AVAILABLE RECORDS =>
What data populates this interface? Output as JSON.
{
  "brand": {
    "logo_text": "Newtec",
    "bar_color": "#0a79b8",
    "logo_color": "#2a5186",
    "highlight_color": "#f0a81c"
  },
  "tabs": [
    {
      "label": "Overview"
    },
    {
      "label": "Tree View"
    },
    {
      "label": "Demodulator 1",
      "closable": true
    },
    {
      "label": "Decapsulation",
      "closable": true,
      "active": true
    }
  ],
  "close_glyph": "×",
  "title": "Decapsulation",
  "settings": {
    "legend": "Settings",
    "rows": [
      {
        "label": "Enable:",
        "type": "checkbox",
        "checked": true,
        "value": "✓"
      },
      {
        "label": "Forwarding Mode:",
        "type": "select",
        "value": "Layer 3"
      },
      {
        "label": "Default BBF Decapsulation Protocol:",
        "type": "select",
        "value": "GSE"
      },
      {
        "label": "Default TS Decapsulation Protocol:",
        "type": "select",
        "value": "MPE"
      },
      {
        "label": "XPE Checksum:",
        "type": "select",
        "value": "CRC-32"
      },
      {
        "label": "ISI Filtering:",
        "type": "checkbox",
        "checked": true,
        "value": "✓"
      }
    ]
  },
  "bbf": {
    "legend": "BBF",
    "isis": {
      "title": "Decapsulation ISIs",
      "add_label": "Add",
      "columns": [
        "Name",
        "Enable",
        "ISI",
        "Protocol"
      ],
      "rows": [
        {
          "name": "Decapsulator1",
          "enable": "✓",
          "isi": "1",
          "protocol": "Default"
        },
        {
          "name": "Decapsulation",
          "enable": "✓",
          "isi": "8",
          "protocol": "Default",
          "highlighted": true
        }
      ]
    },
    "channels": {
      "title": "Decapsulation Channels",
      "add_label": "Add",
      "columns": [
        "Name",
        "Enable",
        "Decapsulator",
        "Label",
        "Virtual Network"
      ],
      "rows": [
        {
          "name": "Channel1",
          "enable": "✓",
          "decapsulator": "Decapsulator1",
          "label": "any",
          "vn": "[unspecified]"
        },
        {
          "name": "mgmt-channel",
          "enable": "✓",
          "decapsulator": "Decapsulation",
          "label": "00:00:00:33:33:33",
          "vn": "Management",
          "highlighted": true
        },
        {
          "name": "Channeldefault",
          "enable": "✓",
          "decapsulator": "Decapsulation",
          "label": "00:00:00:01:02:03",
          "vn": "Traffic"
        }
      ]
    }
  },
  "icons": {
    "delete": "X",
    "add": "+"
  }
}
--
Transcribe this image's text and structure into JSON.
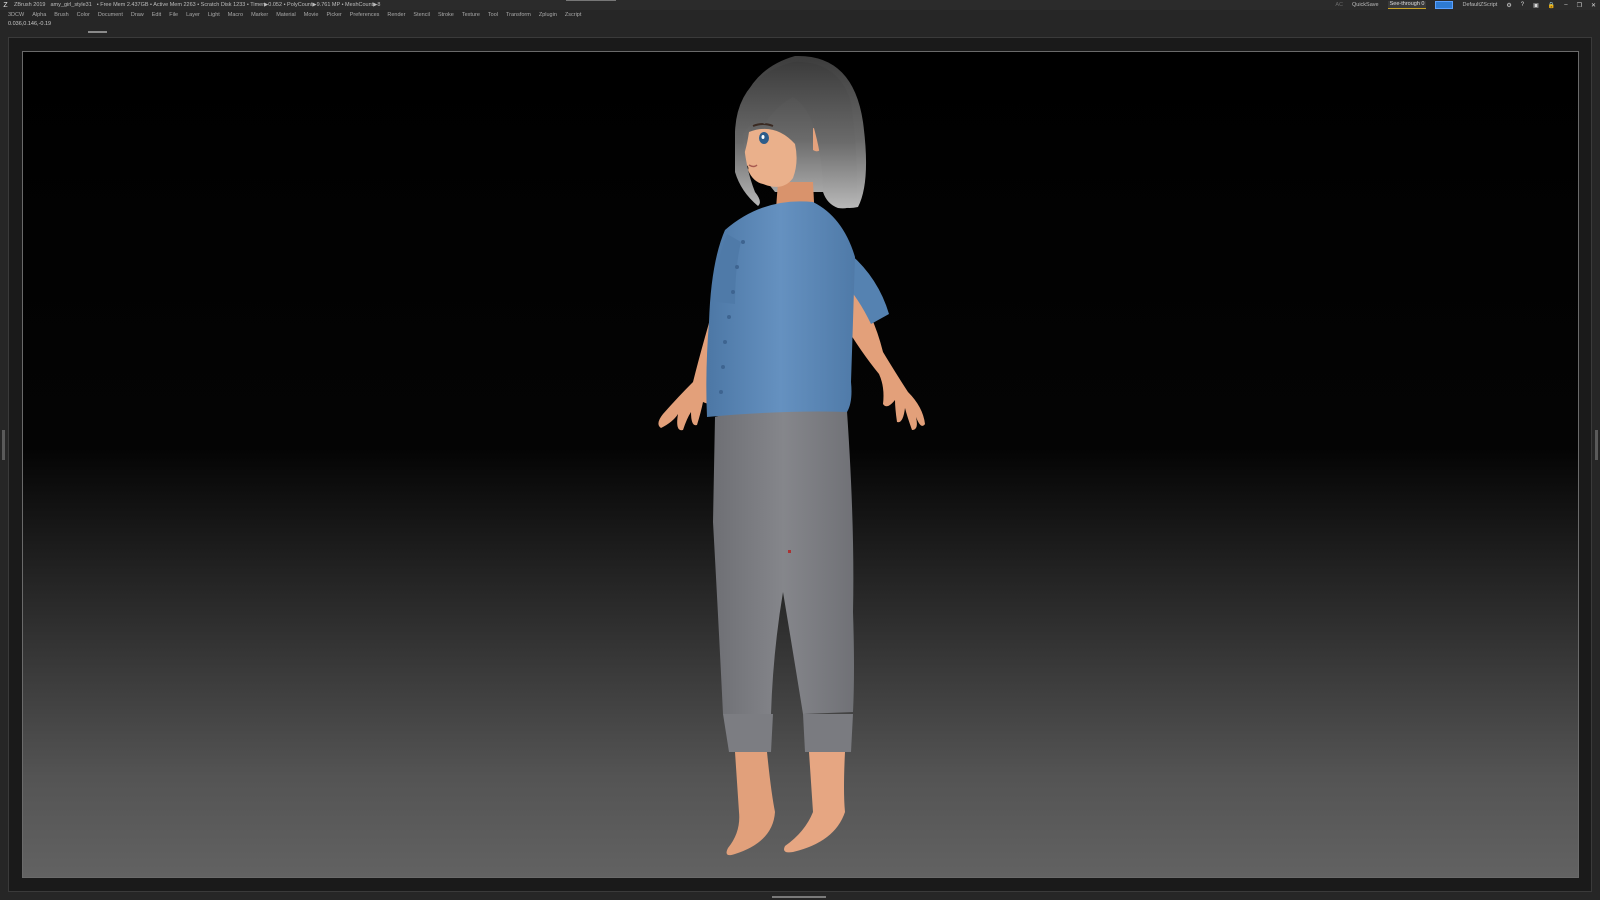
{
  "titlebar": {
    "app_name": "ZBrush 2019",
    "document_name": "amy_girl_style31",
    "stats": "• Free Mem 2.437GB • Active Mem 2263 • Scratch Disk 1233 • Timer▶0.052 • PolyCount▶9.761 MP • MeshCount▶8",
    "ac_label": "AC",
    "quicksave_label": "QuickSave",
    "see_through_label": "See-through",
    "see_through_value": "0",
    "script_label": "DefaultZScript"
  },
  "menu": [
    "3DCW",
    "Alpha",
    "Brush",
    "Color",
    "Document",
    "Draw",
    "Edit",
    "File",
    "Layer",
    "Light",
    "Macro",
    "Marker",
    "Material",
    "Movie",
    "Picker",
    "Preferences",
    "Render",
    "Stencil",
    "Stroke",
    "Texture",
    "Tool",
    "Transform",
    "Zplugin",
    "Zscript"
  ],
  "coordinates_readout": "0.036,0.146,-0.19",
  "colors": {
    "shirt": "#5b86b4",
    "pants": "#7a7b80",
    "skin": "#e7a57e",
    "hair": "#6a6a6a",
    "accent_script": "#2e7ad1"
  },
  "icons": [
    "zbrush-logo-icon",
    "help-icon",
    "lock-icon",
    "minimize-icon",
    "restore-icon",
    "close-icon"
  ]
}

GOAL OF THE EXERCISE => Each line that holds the string "true" counts once; give the total and nothing else.

WRITTEN ANSWER => 7